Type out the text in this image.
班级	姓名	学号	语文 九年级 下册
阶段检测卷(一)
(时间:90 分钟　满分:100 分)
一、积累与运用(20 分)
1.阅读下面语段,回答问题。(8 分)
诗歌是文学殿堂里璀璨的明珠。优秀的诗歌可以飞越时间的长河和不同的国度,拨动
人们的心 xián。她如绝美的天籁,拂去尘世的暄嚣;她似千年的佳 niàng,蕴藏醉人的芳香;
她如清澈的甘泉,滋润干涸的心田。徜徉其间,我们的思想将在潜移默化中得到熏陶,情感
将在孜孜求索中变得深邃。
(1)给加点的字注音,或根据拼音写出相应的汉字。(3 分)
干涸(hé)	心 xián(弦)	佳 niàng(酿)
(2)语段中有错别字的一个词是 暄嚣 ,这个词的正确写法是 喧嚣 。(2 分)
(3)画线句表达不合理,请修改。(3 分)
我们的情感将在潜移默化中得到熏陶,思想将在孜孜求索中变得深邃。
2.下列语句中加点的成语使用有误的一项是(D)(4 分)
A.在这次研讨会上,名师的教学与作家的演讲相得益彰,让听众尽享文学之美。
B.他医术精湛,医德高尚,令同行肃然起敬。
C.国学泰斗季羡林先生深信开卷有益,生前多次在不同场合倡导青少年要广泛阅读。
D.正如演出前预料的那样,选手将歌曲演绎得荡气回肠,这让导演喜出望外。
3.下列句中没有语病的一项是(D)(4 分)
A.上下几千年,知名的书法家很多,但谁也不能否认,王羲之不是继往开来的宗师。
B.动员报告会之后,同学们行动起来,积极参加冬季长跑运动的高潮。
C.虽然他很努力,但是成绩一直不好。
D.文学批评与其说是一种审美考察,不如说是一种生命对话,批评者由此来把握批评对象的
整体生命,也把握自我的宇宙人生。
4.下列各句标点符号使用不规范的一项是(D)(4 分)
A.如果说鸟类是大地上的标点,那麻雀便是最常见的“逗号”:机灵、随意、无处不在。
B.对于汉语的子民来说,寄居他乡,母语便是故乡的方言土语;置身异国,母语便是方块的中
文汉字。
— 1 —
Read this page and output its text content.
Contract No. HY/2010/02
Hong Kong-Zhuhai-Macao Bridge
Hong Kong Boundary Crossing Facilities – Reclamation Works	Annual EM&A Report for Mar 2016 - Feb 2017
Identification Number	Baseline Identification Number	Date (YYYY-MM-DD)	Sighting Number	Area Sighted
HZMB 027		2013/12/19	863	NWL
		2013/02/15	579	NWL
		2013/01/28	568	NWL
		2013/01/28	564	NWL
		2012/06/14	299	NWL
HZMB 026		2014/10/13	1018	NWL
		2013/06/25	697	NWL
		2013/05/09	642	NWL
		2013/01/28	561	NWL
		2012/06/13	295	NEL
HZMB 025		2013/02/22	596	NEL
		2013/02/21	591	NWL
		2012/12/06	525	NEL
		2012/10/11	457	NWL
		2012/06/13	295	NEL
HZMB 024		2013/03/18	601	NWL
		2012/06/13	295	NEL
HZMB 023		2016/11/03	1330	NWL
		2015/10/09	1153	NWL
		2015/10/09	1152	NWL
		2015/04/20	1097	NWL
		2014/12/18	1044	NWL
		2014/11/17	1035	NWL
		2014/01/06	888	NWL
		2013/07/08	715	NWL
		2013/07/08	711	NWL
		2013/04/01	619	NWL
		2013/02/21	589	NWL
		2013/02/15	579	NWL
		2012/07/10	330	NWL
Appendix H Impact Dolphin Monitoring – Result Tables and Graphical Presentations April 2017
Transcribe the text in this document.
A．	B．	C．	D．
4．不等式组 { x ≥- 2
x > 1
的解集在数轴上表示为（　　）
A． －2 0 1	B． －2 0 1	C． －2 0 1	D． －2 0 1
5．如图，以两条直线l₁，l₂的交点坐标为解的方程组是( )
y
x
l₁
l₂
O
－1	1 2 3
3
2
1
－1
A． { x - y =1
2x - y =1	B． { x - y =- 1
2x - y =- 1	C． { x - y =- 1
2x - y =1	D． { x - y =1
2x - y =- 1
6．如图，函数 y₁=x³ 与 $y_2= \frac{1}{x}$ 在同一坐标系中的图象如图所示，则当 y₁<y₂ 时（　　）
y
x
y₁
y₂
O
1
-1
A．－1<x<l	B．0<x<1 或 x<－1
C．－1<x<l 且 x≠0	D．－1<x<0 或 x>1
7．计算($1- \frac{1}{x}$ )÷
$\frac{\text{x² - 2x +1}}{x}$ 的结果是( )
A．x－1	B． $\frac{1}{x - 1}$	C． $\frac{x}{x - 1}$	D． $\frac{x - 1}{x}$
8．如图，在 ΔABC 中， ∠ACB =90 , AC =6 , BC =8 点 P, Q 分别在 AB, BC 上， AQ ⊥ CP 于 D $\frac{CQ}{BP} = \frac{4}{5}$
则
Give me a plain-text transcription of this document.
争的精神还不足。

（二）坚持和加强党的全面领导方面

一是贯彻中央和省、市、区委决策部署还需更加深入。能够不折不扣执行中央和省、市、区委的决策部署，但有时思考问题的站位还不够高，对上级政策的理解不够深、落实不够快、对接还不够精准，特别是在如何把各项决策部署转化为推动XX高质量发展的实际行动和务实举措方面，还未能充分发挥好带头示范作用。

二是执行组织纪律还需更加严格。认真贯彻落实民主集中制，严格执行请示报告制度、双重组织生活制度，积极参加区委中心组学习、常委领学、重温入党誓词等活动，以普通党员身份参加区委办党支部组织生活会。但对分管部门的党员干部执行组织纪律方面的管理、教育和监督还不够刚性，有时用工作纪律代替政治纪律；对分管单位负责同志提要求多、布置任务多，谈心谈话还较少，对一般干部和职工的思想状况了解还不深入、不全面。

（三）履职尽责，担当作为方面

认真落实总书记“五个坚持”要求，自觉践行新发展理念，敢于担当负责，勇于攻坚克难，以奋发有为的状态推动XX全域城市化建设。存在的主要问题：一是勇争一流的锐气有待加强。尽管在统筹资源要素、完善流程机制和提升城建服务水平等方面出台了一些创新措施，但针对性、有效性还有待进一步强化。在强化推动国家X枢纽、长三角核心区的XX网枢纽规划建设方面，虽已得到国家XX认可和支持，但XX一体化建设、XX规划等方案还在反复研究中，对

> **SHORT EXERCISE**:
Print every record exactly as it was given.

> **SOLUTION**:
Type out the text in this image.
班级	姓名	学号	语文 九年级 下册
阶段检测卷(一)
(时间:90 分钟　满分:100 分)
一、积累与运用(20 分)
1.阅读下面语段,回答问题。(8 分)
诗歌是文学殿堂里璀璨的明珠。优秀的诗歌可以飞越时间的长河和不同的国度,拨动
人们的心 xián。她如绝美的天籁,拂去尘世的暄嚣;她似千年的佳 niàng,蕴藏醉人的芳香;
她如清澈的甘泉,滋润干涸的心田。徜徉其间,我们的思想将在潜移默化中得到熏陶,情感
将在孜孜求索中变得深邃。
(1)给加点的字注音,或根据拼音写出相应的汉字。(3 分)
干涸(hé)	心 xián(弦)	佳 niàng(酿)
(2)语段中有错别字的一个词是 暄嚣 ,这个词的正确写法是 喧嚣 。(2 分)
(3)画线句表达不合理,请修改。(3 分)
我们的情感将在潜移默化中得到熏陶,思想将在孜孜求索中变得深邃。
2.下列语句中加点的成语使用有误的一项是(D)(4 分)
A.在这次研讨会上,名师的教学与作家的演讲相得益彰,让听众尽享文学之美。
B.他医术精湛,医德高尚,令同行肃然起敬。
C.国学泰斗季羡林先生深信开卷有益,生前多次在不同场合倡导青少年要广泛阅读。
D.正如演出前预料的那样,选手将歌曲演绎得荡气回肠,这让导演喜出望外。
3.下列句中没有语病的一项是(D)(4 分)
A.上下几千年,知名的书法家很多,但谁也不能否认,王羲之不是继往开来的宗师。
B.动员报告会之后,同学们行动起来,积极参加冬季长跑运动的高潮。
C.虽然他很努力,但是成绩一直不好。
D.文学批评与其说是一种审美考察,不如说是一种生命对话,批评者由此来把握批评对象的
整体生命,也把握自我的宇宙人生。
4.下列各句标点符号使用不规范的一项是(D)(4 分)
A.如果说鸟类是大地上的标点,那麻雀便是最常见的“逗号”:机灵、随意、无处不在。
B.对于汉语的子民来说,寄居他乡,母语便是故乡的方言土语;置身异国,母语便是方块的中
文汉字。
— 1 —
Read this page and output its text content.
Contract No. HY/2010/02
Hong Kong-Zhuhai-Macao Bridge
Hong Kong Boundary Crossing Facilities – Reclamation Works	Annual EM&A Report for Mar 2016 - Feb 2017
Identification Number	Baseline Identification Number	Date (YYYY-MM-DD)	Sighting Number	Area Sighted
HZMB 027		2013/12/19	863	NWL
		2013/02/15	579	NWL
		2013/01/28	568	NWL
		2013/01/28	564	NWL
		2012/06/14	299	NWL
HZMB 026		2014/10/13	1018	NWL
		2013/06/25	697	NWL
		2013/05/09	642	NWL
		2013/01/28	561	NWL
		2012/06/13	295	NEL
HZMB 025		2013/02/22	596	NEL
		2013/02/21	591	NWL
		2012/12/06	525	NEL
		2012/10/11	457	NWL
		2012/06/13	295	NEL
HZMB 024		2013/03/18	601	NWL
		2012/06/13	295	NEL
HZMB 023		2016/11/03	1330	NWL
		2015/10/09	1153	NWL
		2015/10/09	1152	NWL
		2015/04/20	1097	NWL
		2014/12/18	1044	NWL
		2014/11/17	1035	NWL
		2014/01/06	888	NWL
		2013/07/08	715	NWL
		2013/07/08	711	NWL
		2013/04/01	619	NWL
		2013/02/21	589	NWL
		2013/02/15	579	NWL
		2012/07/10	330	NWL
Appendix H Impact Dolphin Monitoring – Result Tables and Graphical Presentations April 2017
Transcribe the text in this document.
A．	B．	C．	D．
4．不等式组 { x ≥- 2
x > 1
的解集在数轴上表示为（　　）
A． －2 0 1	B． －2 0 1	C． －2 0 1	D． －2 0 1
5．如图，以两条直线l₁，l₂的交点坐标为解的方程组是( )
y
x
l₁
l₂
O
－1	1 2 3
3
2
1
－1
A． { x - y =1
2x - y =1	B． { x - y =- 1
2x - y =- 1	C． { x - y =- 1
2x - y =1	D． { x - y =1
2x - y =- 1
6．如图，函数 y₁=x³ 与 $y_2= \frac{1}{x}$ 在同一坐标系中的图象如图所示，则当 y₁<y₂ 时（　　）
y
x
y₁
y₂
O
1
-1
A．－1<x<l	B．0<x<1 或 x<－1
C．－1<x<l 且 x≠0	D．－1<x<0 或 x>1
7．计算($1- \frac{1}{x}$ )÷
$\frac{\text{x² - 2x +1}}{x}$ 的结果是( )
A．x－1	B． $\frac{1}{x - 1}$	C． $\frac{x}{x - 1}$	D． $\frac{x - 1}{x}$
8．如图，在 ΔABC 中， ∠ACB =90 , AC =6 , BC =8 点 P, Q 分别在 AB, BC 上， AQ ⊥ CP 于 D $\frac{CQ}{BP} = \frac{4}{5}$
则
Give me a plain-text transcription of this document.
争的精神还不足。

（二）坚持和加强党的全面领导方面

一是贯彻中央和省、市、区委决策部署还需更加深入。能够不折不扣执行中央和省、市、区委的决策部署，但有时思考问题的站位还不够高，对上级政策的理解不够深、落实不够快、对接还不够精准，特别是在如何把各项决策部署转化为推动XX高质量发展的实际行动和务实举措方面，还未能充分发挥好带头示范作用。

二是执行组织纪律还需更加严格。认真贯彻落实民主集中制，严格执行请示报告制度、双重组织生活制度，积极参加区委中心组学习、常委领学、重温入党誓词等活动，以普通党员身份参加区委办党支部组织生活会。但对分管部门的党员干部执行组织纪律方面的管理、教育和监督还不够刚性，有时用工作纪律代替政治纪律；对分管单位负责同志提要求多、布置任务多，谈心谈话还较少，对一般干部和职工的思想状况了解还不深入、不全面。

（三）履职尽责，担当作为方面

认真落实总书记“五个坚持”要求，自觉践行新发展理念，敢于担当负责，勇于攻坚克难，以奋发有为的状态推动XX全域城市化建设。存在的主要问题：一是勇争一流的锐气有待加强。尽管在统筹资源要素、完善流程机制和提升城建服务水平等方面出台了一些创新措施，但针对性、有效性还有待进一步强化。在强化推动国家X枢纽、长三角核心区的XX网枢纽规划建设方面，虽已得到国家XX认可和支持，但XX一体化建设、XX规划等方案还在反复研究中，对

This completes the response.